▶ Work required
Work through the data below and give the number of lines holding "points", nothing more.

Rows from a figure dataset

* BEGIN *

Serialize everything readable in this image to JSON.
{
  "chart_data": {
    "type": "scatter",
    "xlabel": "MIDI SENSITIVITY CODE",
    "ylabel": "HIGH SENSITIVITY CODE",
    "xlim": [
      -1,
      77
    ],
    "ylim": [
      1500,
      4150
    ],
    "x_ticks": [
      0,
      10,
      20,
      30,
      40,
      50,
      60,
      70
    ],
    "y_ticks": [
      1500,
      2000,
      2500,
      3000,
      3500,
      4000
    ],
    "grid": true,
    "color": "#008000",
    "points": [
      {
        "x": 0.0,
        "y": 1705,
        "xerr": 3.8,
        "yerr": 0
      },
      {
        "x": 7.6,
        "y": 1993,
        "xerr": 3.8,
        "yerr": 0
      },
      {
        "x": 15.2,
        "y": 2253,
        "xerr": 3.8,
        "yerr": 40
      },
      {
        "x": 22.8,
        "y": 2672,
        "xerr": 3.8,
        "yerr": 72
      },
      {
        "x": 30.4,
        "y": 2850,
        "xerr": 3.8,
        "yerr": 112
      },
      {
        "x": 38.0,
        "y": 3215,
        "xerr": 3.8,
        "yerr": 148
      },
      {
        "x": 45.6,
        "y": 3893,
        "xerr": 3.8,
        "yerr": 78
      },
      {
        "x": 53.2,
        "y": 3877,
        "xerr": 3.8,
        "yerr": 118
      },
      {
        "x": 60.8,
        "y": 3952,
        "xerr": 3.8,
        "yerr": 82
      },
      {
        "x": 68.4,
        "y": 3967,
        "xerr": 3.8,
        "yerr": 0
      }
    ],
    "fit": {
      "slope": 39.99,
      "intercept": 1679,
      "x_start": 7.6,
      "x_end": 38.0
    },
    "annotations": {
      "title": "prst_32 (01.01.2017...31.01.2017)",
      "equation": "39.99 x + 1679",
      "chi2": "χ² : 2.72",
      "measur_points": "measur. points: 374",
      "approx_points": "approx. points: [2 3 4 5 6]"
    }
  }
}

* END *

▶ Solved problem
3